#### MATERIAL TO PROCESS

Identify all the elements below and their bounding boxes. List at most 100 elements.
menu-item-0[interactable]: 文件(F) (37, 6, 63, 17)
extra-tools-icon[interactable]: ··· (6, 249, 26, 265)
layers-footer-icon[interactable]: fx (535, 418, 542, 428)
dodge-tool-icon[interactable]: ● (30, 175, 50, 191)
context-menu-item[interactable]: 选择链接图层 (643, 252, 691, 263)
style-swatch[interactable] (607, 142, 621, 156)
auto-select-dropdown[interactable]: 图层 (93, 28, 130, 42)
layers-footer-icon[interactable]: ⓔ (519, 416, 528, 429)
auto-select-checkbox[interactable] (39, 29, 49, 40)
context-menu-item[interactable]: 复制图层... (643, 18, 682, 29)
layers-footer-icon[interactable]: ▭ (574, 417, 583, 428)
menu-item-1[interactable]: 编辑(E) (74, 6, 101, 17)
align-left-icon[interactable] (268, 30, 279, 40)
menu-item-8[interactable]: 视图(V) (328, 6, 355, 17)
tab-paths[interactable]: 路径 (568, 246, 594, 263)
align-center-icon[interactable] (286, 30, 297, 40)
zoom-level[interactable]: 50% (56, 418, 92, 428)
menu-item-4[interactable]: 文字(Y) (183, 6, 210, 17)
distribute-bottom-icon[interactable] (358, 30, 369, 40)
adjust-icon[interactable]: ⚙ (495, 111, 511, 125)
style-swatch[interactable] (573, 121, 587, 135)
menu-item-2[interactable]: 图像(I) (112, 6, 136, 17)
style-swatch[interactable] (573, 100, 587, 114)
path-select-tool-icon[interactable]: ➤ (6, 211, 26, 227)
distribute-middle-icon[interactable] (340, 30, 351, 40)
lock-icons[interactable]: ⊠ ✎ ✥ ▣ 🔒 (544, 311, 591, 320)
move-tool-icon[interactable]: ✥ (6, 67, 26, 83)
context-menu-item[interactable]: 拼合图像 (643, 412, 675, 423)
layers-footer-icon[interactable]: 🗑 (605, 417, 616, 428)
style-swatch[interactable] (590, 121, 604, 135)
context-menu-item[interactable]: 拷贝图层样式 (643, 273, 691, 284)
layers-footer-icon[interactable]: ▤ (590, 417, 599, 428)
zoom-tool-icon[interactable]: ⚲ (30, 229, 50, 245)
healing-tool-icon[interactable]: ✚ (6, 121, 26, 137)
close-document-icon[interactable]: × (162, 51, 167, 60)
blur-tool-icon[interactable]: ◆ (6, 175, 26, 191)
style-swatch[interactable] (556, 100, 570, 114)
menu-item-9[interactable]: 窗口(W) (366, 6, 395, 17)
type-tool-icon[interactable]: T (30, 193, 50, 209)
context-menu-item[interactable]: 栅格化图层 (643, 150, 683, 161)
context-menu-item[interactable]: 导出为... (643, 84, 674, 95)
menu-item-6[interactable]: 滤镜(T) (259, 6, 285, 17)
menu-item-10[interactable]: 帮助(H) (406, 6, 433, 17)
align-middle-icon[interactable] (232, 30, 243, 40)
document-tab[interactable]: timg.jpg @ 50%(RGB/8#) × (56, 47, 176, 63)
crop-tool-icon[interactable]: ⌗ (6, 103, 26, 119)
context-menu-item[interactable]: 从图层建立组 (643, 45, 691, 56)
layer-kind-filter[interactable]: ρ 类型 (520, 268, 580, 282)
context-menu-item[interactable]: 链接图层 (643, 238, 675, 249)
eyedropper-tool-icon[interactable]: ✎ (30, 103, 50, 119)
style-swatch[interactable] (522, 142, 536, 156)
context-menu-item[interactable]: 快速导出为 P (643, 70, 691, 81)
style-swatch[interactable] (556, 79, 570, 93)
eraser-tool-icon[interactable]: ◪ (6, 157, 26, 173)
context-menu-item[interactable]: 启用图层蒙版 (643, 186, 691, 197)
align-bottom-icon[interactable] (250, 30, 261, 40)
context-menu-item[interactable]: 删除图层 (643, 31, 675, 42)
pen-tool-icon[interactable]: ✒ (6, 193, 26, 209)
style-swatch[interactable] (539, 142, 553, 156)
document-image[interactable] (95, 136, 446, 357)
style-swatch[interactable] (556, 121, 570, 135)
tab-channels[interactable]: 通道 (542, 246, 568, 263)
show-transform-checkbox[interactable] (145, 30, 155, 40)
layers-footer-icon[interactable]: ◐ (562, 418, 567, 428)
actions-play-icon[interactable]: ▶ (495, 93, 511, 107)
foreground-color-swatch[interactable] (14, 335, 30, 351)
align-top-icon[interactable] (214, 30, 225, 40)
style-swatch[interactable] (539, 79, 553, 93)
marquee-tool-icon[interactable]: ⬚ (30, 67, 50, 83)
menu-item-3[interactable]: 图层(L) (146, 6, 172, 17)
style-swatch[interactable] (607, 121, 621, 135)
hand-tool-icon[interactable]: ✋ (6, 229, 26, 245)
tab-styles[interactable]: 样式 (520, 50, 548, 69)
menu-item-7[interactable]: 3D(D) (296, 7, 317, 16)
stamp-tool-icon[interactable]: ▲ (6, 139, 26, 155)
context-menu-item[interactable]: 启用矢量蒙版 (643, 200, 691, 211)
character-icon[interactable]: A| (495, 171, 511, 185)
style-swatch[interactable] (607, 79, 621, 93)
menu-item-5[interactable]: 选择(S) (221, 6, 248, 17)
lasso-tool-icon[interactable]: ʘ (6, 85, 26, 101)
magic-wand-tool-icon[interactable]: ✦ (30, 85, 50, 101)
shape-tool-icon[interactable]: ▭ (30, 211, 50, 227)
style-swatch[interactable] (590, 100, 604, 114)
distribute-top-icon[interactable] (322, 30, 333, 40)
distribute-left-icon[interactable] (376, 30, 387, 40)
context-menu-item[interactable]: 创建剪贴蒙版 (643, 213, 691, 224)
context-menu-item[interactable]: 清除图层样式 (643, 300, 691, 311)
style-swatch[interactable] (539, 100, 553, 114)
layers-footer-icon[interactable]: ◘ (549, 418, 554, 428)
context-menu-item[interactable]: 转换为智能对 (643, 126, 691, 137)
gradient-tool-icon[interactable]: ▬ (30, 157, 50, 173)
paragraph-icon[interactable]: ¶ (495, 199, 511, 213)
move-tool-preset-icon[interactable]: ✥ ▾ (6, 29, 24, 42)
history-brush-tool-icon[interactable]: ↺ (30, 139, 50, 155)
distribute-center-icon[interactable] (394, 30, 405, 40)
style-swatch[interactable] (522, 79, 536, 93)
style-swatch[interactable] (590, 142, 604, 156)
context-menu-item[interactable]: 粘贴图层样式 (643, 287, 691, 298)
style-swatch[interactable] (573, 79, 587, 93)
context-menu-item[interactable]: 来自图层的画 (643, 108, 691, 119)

########

◆ **YOUR INSTRUCTIONS**
Please pick out and copy every line in the records above that contains the string "auto"; case counts.

◆ **FULL RESPONSE**
auto-select-dropdown[interactable]: 图层 (93, 28, 130, 42)
auto-select-checkbox[interactable] (39, 29, 49, 40)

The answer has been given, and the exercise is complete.